* DIRECTIVE: Repeat every record below exactly, omitting any pictures.

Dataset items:

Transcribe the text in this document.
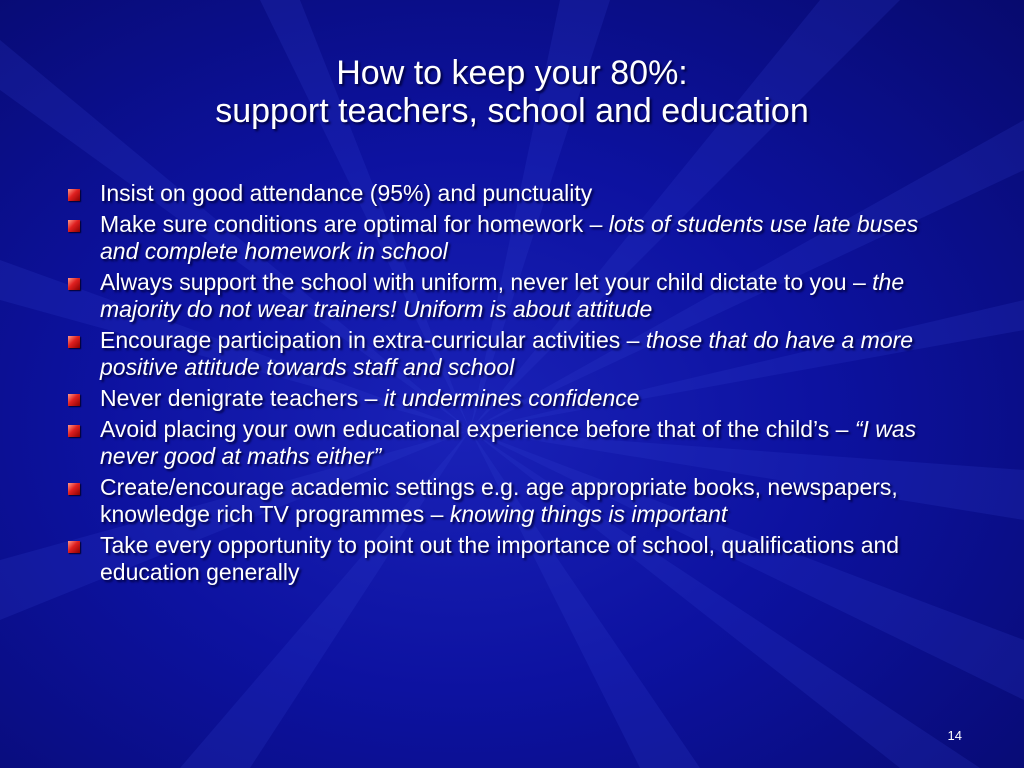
How to keep your 80%:
support teachers, school and education
Insist on good attendance (95%) and punctuality
Make sure conditions are optimal for homework – lots of students use late buses and complete homework in school
Always support the school with uniform, never let your child dictate to you – the majority do not wear trainers! Uniform is about attitude
Encourage participation in extra-curricular activities – those that do have a more positive attitude towards staff and school
Never denigrate teachers – it undermines confidence
Avoid placing your own educational experience before that of the child’s – “I was never good at maths either”
Create/encourage academic settings e.g. age appropriate books, newspapers, knowledge rich TV programmes – knowing things is important
Take every opportunity to point out the importance of school, qualifications and education generally
14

* EXERCISE RESPONSE:
Transcribe the text in this document.
How to keep your 80%:
support teachers, school and education
Insist on good attendance (95%) and punctuality
Make sure conditions are optimal for homework – lots of students use late buses and complete homework in school
Always support the school with uniform, never let your child dictate to you – the majority do not wear trainers! Uniform is about attitude
Encourage participation in extra-curricular activities – those that do have a more positive attitude towards staff and school
Never denigrate teachers – it undermines confidence
Avoid placing your own educational experience before that of the child’s – “I was never good at maths either”
Create/encourage academic settings e.g. age appropriate books, newspapers, knowledge rich TV programmes – knowing things is important
Take every opportunity to point out the importance of school, qualifications and education generally
14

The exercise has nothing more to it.